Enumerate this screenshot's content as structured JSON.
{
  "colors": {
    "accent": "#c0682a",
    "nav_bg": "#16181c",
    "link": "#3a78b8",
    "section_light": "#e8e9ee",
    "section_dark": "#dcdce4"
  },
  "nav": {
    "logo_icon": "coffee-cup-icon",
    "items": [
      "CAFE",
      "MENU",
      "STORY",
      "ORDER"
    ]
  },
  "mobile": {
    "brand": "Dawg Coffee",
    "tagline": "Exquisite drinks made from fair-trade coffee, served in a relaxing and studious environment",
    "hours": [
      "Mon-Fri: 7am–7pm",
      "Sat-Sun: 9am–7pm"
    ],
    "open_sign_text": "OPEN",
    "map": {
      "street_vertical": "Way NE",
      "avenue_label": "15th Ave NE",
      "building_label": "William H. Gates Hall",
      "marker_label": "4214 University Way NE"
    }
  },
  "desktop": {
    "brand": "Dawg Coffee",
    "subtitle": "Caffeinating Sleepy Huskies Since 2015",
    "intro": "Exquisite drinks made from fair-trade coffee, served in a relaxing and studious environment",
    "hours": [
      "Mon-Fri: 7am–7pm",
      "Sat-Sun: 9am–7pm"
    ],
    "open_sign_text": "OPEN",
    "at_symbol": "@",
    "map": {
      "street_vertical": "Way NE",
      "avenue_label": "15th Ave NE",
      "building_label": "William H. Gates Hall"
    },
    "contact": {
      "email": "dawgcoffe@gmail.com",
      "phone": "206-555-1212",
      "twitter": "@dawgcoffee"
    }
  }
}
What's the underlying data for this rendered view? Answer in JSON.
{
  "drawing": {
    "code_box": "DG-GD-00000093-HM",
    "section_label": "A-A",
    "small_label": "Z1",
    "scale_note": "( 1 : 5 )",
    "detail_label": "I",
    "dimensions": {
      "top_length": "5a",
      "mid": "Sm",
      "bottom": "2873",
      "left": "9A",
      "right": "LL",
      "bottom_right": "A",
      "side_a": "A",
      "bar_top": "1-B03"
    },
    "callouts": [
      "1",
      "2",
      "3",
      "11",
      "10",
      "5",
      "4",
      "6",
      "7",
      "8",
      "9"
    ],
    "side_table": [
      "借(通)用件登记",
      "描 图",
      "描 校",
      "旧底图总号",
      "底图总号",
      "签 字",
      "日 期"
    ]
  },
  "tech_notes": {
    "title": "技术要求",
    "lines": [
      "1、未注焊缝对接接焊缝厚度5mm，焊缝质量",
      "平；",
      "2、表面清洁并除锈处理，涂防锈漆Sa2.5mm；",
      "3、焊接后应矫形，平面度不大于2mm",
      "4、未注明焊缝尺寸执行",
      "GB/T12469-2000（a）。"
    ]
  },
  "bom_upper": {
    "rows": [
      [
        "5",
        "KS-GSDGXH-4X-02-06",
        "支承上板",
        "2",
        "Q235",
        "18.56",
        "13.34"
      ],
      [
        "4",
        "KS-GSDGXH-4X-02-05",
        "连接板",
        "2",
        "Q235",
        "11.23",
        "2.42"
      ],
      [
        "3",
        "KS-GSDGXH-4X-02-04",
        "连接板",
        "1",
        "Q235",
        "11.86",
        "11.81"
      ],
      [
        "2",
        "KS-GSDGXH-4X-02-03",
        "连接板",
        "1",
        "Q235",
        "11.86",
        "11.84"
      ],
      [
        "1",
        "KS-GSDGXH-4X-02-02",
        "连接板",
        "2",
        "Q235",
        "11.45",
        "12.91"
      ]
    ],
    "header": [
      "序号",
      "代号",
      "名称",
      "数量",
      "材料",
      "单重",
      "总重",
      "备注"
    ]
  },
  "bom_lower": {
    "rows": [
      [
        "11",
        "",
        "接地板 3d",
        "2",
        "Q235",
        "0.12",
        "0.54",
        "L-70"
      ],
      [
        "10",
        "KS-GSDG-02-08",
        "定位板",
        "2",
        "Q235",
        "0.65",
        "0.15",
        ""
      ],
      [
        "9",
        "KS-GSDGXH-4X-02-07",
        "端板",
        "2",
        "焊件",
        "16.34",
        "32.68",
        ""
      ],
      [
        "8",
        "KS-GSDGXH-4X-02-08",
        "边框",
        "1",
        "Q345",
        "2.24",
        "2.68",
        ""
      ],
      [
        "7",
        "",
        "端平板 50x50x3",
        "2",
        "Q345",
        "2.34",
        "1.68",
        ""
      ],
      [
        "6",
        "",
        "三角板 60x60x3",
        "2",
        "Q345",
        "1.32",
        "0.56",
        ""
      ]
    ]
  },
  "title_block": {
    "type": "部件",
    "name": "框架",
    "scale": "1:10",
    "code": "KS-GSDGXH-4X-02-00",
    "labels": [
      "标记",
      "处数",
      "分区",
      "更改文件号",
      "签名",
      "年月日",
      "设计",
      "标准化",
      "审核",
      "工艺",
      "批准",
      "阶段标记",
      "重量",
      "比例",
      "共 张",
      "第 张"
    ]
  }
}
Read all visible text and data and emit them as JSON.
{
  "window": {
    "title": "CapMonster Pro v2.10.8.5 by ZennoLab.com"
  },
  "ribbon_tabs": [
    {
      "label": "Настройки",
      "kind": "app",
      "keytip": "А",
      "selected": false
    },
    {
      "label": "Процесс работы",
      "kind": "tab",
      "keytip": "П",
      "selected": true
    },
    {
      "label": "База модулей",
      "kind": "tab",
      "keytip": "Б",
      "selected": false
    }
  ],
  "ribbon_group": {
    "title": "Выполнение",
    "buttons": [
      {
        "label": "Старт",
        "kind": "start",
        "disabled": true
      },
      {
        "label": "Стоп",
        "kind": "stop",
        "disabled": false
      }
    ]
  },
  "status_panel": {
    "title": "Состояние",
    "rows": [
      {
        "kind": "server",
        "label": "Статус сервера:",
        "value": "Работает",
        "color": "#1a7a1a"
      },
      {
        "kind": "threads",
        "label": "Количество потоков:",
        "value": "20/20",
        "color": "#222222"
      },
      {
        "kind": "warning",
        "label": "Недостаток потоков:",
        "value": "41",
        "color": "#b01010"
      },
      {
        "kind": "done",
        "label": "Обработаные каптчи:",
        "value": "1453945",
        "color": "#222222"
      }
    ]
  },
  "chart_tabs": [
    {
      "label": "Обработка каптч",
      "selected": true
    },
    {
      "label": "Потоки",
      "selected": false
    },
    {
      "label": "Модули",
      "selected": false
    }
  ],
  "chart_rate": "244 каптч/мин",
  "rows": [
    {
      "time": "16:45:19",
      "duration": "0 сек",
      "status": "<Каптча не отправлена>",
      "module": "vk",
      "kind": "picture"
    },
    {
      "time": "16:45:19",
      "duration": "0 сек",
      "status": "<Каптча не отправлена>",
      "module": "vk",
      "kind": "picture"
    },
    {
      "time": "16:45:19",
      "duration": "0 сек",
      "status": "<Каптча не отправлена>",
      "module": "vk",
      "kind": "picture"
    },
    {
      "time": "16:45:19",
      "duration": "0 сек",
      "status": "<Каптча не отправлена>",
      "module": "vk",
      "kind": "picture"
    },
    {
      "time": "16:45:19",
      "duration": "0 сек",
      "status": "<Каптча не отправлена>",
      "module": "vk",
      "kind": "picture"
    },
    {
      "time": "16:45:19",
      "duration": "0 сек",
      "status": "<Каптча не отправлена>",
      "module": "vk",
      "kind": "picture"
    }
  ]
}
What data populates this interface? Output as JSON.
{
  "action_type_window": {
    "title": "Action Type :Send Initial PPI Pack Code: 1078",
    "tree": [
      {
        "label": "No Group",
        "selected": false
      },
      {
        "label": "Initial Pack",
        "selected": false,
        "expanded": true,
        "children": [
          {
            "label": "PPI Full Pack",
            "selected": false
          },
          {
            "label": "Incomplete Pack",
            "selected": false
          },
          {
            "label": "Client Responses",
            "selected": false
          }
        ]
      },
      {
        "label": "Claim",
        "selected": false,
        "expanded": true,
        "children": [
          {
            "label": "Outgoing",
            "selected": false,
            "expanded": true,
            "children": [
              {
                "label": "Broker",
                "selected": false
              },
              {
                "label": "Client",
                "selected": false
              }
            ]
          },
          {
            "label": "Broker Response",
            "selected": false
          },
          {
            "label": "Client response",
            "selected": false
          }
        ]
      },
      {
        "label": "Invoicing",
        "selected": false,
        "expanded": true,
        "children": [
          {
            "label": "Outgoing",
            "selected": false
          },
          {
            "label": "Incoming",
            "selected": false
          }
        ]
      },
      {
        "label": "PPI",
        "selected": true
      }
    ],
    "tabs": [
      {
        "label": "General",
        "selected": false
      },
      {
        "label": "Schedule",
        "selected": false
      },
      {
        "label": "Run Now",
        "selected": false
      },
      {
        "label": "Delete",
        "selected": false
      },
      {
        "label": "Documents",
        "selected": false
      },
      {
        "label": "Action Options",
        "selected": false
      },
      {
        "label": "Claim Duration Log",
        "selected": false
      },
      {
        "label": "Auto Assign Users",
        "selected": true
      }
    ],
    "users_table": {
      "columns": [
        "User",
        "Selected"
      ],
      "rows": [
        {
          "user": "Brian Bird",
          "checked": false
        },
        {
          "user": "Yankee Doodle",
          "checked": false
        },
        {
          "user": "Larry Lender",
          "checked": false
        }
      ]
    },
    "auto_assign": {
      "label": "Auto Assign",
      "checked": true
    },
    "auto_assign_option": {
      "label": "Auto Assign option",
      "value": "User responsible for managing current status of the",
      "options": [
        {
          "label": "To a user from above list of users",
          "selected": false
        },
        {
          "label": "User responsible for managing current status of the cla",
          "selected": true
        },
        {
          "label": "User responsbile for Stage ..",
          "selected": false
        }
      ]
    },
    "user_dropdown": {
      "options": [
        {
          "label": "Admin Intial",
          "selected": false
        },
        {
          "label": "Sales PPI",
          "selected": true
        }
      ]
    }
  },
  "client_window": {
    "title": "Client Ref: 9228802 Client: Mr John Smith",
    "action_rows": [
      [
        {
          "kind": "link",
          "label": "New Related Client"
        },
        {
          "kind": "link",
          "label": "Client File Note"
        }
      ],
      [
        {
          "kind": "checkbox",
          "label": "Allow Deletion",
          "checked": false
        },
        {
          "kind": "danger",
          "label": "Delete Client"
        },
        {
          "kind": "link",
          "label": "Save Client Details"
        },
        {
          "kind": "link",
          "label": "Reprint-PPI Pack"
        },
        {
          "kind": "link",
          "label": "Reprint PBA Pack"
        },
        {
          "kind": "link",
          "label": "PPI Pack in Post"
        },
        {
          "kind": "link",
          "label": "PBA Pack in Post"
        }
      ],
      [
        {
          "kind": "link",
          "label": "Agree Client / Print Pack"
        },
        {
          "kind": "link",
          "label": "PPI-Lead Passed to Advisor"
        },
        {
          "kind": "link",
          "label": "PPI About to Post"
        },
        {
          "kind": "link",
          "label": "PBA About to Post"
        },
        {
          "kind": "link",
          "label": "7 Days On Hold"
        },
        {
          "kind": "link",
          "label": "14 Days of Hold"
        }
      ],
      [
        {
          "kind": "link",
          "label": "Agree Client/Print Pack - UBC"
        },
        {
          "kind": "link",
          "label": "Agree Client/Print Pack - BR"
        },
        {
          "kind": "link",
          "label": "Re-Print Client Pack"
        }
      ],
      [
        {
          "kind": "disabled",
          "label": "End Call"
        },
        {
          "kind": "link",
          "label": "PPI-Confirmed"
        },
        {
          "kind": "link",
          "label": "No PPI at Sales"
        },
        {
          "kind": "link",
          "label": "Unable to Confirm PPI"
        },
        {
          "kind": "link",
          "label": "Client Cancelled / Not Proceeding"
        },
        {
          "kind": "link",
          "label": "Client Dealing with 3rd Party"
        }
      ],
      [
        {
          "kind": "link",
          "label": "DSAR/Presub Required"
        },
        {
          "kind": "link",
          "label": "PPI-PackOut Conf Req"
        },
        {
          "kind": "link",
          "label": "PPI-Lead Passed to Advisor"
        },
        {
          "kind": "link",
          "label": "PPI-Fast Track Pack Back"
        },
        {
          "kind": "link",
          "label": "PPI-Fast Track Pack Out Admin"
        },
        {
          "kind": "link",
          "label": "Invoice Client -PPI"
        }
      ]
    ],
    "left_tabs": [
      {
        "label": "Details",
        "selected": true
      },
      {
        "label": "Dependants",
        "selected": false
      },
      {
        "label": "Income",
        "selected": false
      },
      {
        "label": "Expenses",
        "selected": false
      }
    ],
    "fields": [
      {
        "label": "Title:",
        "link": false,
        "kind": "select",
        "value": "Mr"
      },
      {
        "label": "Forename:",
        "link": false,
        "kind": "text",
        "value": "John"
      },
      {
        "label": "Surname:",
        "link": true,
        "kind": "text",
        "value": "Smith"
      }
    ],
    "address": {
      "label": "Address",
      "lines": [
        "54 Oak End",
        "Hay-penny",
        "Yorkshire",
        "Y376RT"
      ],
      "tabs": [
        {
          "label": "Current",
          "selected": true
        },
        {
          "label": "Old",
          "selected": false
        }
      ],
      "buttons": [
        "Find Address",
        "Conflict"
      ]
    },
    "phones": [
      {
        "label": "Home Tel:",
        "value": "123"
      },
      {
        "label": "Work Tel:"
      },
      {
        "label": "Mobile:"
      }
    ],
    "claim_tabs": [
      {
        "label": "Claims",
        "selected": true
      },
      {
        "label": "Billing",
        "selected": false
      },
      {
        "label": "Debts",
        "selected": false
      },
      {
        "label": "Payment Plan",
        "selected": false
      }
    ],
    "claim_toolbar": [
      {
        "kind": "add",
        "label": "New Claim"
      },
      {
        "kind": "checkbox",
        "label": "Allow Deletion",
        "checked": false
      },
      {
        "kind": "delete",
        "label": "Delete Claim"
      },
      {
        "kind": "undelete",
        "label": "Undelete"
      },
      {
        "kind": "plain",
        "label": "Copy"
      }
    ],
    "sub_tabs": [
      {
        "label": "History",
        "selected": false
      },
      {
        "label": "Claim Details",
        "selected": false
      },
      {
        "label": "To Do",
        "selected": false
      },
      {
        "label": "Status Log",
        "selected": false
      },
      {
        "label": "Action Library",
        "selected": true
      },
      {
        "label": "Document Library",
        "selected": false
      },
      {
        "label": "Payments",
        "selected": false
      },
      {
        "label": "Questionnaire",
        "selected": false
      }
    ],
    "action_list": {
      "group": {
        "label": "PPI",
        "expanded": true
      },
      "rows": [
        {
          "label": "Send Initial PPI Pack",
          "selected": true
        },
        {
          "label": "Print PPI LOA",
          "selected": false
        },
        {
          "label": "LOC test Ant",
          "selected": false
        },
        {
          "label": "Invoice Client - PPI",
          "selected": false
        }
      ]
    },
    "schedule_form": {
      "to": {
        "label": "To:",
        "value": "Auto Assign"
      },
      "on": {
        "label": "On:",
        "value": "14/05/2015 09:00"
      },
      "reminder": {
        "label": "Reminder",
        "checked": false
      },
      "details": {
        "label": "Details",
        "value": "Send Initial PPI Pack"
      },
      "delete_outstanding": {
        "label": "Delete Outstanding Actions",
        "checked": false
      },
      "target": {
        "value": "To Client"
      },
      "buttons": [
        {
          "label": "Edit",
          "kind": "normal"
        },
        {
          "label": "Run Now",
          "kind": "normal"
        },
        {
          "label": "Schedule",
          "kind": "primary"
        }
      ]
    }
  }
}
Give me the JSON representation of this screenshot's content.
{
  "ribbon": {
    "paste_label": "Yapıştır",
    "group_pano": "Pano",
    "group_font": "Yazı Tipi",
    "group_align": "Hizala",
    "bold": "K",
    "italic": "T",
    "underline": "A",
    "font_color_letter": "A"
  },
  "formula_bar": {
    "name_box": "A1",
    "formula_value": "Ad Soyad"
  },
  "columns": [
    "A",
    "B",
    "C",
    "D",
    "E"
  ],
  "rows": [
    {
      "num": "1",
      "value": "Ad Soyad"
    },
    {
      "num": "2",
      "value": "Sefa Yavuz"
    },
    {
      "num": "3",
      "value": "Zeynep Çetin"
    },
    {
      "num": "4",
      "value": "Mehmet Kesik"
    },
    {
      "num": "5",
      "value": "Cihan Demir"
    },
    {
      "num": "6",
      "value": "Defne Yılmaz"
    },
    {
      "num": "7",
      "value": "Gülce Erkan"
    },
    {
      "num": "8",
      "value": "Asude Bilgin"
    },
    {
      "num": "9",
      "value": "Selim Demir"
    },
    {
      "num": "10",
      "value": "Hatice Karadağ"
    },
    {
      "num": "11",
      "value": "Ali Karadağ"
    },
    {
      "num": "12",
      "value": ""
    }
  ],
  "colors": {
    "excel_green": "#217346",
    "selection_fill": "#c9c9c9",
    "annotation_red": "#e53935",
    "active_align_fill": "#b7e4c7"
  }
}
^^^^^^^^
> _Given request_: Copy out all lines where the word "Invoice" appears.

> _Finished task_:
          "label": "Invoice Client -PPI"
          "label": "Invoice Client - PPI",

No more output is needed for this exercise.